═════ AVAILABLE RECORDS ═════

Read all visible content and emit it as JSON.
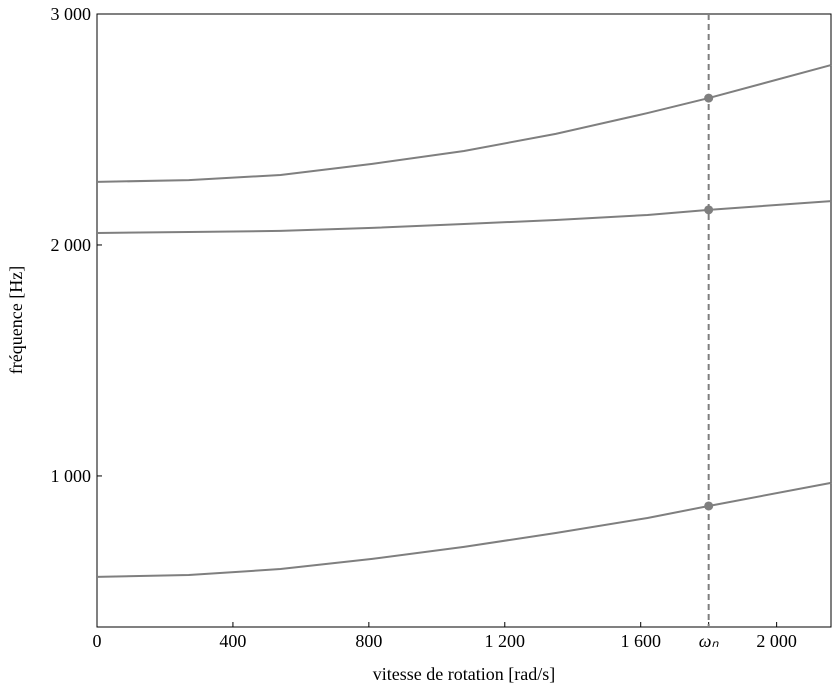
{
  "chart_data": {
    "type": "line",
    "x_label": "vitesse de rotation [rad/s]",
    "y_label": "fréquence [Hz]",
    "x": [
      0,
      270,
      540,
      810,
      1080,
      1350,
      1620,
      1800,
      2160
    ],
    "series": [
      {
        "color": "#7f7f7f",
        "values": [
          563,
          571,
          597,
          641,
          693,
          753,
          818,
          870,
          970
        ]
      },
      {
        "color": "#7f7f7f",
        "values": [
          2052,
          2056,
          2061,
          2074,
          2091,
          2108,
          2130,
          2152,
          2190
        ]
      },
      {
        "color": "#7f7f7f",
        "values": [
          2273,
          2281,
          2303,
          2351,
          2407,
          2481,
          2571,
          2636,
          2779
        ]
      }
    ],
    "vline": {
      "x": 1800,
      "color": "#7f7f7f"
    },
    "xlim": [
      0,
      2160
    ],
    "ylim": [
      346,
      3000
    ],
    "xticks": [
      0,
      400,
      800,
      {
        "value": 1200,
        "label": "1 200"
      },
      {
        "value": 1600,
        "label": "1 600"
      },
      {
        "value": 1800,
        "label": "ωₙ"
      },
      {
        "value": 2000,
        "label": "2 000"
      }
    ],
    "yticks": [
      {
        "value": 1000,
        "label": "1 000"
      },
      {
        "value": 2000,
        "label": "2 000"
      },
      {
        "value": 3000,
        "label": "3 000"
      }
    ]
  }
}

═════

§ WRITTEN REQUEST: Repeat the records in full, exactly as they appear, without the pictures.

§ CORRECT OUTPUT:
Read all visible content and emit it as JSON.
{
  "chart_data": {
    "type": "line",
    "x_label": "vitesse de rotation [rad/s]",
    "y_label": "fréquence [Hz]",
    "x": [
      0,
      270,
      540,
      810,
      1080,
      1350,
      1620,
      1800,
      2160
    ],
    "series": [
      {
        "color": "#7f7f7f",
        "values": [
          563,
          571,
          597,
          641,
          693,
          753,
          818,
          870,
          970
        ]
      },
      {
        "color": "#7f7f7f",
        "values": [
          2052,
          2056,
          2061,
          2074,
          2091,
          2108,
          2130,
          2152,
          2190
        ]
      },
      {
        "color": "#7f7f7f",
        "values": [
          2273,
          2281,
          2303,
          2351,
          2407,
          2481,
          2571,
          2636,
          2779
        ]
      }
    ],
    "vline": {
      "x": 1800,
      "color": "#7f7f7f"
    },
    "xlim": [
      0,
      2160
    ],
    "ylim": [
      346,
      3000
    ],
    "xticks": [
      0,
      400,
      800,
      {
        "value": 1200,
        "label": "1 200"
      },
      {
        "value": 1600,
        "label": "1 600"
      },
      {
        "value": 1800,
        "label": "ωₙ"
      },
      {
        "value": 2000,
        "label": "2 000"
      }
    ],
    "yticks": [
      {
        "value": 1000,
        "label": "1 000"
      },
      {
        "value": 2000,
        "label": "2 000"
      },
      {
        "value": 3000,
        "label": "3 000"
      }
    ]
  }
}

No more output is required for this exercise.